* start Rows *

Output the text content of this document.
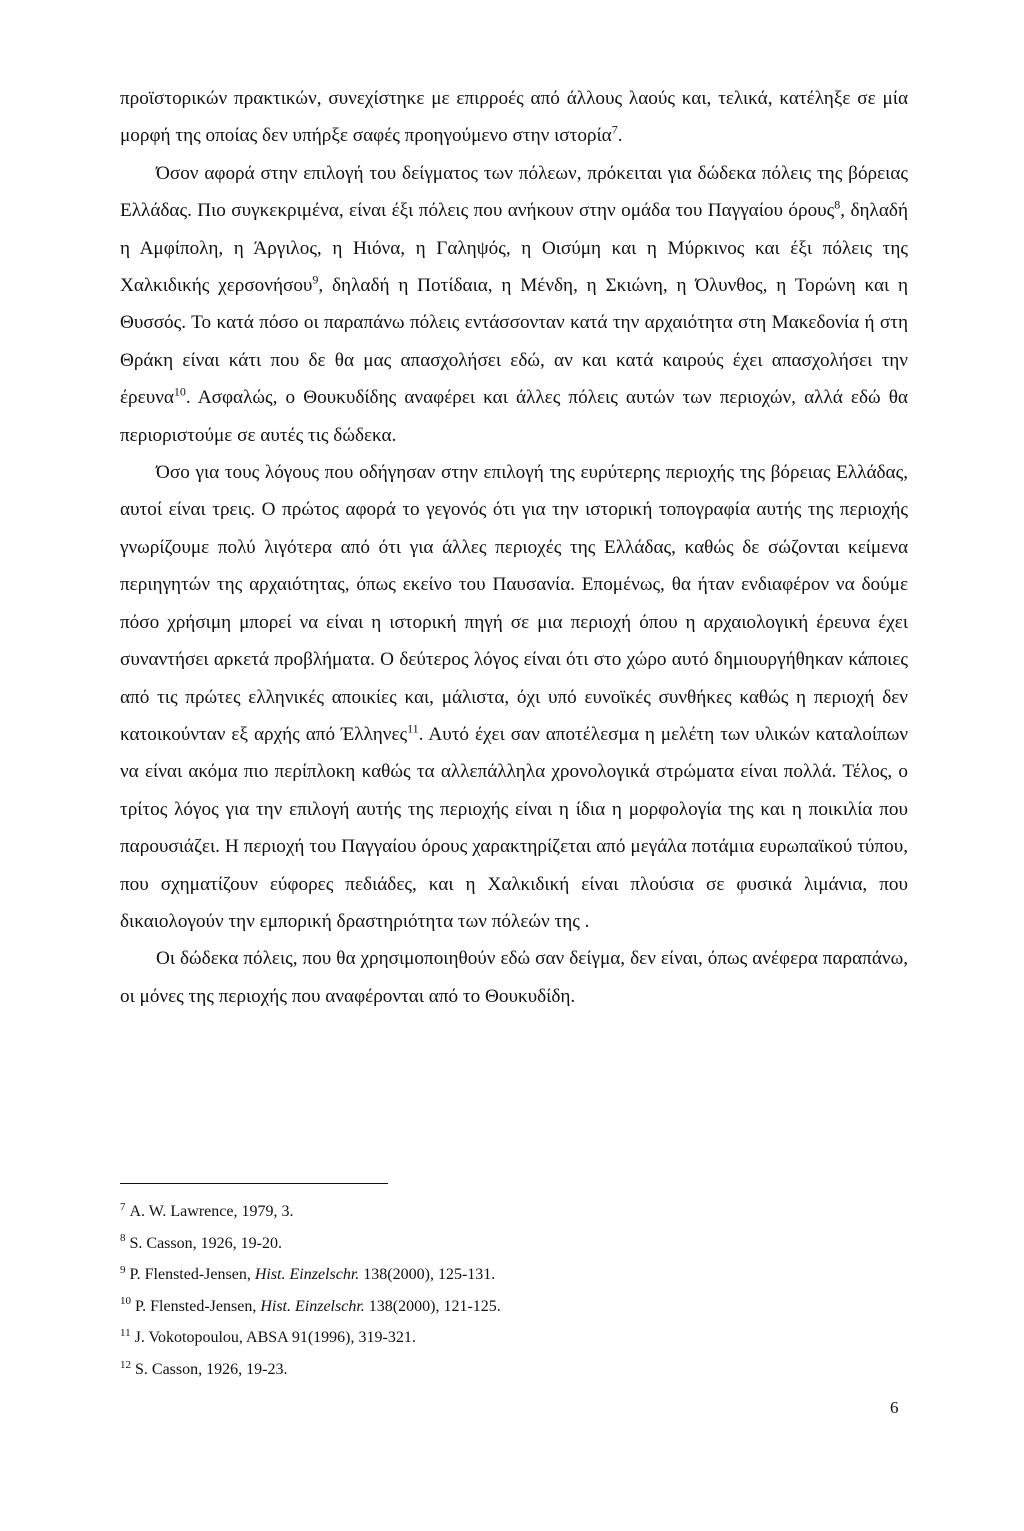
προϊστορικών πρακτικών, συνεχίστηκε με επιρροές από άλλους λαούς και, τελικά, κατέληξε σε μία μορφή της οποίας δεν υπήρξε σαφές προηγούμενο στην ιστορία$^7$.

Όσον αφορά στην επιλογή του δείγματος των πόλεων, πρόκειται για δώδεκα πόλεις της βόρειας Ελλάδας. Πιο συγκεκριμένα, είναι έξι πόλεις που ανήκουν στην ομάδα του Παγγαίου όρους$^8$, δηλαδή η Αμφίπολη, η Άργιλος, η Ηιόνα, η Γαληψός, η Οισύμη και η Μύρκινος και έξι πόλεις της Χαλκιδικής χερσονήσου$^9$, δηλαδή η Ποτίδαια, η Μένδη, η Σκιώνη, η Όλυνθος, η Τορώνη και η Θυσσός. Το κατά πόσο οι παραπάνω πόλεις εντάσσονταν κατά την αρχαιότητα στη Μακεδονία ή στη Θράκη είναι κάτι που δε θα μας απασχολήσει εδώ, αν και κατά καιρούς έχει απασχολήσει την έρευνα$^{10}$. Ασφαλώς, ο Θουκυδίδης αναφέρει και άλλες πόλεις αυτών των περιοχών, αλλά εδώ θα περιοριστούμε σε αυτές τις δώδεκα.

Όσο για τους λόγους που οδήγησαν στην επιλογή της ευρύτερης περιοχής της βόρειας Ελλάδας, αυτοί είναι τρεις. Ο πρώτος αφορά το γεγονός ότι για την ιστορική τοπογραφία αυτής της περιοχής γνωρίζουμε πολύ λιγότερα από ότι για άλλες περιοχές της Ελλάδας, καθώς δε σώζονται κείμενα περιηγητών της αρχαιότητας, όπως εκείνο του Παυσανία. Επομένως, θα ήταν ενδιαφέρον να δούμε πόσο χρήσιμη μπορεί να είναι η ιστορική πηγή σε μια περιοχή όπου η αρχαιολογική έρευνα έχει συναντήσει αρκετά προβλήματα. Ο δεύτερος λόγος είναι ότι στο χώρο αυτό δημιουργήθηκαν κάποιες από τις πρώτες ελληνικές αποικίες και, μάλιστα, όχι υπό ευνοϊκές συνθήκες καθώς η περιοχή δεν κατοικούνταν εξ αρχής από Έλληνες$^{11}$. Αυτό έχει σαν αποτέλεσμα η μελέτη των υλικών καταλοίπων να είναι ακόμα πιο περίπλοκη καθώς τα αλλεπάλληλα χρονολογικά στρώματα είναι πολλά. Τέλος, ο τρίτος λόγος για την επιλογή αυτής της περιοχής είναι η ίδια η μορφολογία της και η ποικιλία που παρουσιάζει. Η περιοχή του Παγγαίου όρους χαρακτηρίζεται από μεγάλα ποτάμια ευρωπαϊκού τύπου, που σχηματίζουν εύφορες πεδιάδες, και η Χαλκιδική είναι πλούσια σε φυσικά λιμάνια, που δικαιολογούν την εμπορική δραστηριότητα των πόλεών της .

Οι δώδεκα πόλεις, που θα χρησιμοποιηθούν εδώ σαν δείγμα, δεν είναι, όπως ανέφερα παραπάνω, οι μόνες της περιοχής που αναφέρονται από το Θουκυδίδη.

$^7$ A. W. Lawrence, 1979, 3.
$^8$ S. Casson, 1926, 19-20.
$^9$ P. Flensted-Jensen, Hist. Einzelschr. 138(2000), 125-131.
$^{10}$ P. Flensted-Jensen, Hist. Einzelschr. 138(2000), 121-125.
$^{11}$ J. Vokotopoulou, ABSA 91(1996), 319-321.
$^{12}$ S. Casson, 1926, 19-23.
6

* end Rows *

◆ **Instructions to follow**
In the material above, tally every line with the string "πόσο" in it, then give that number alone.

◆ **Output below**
2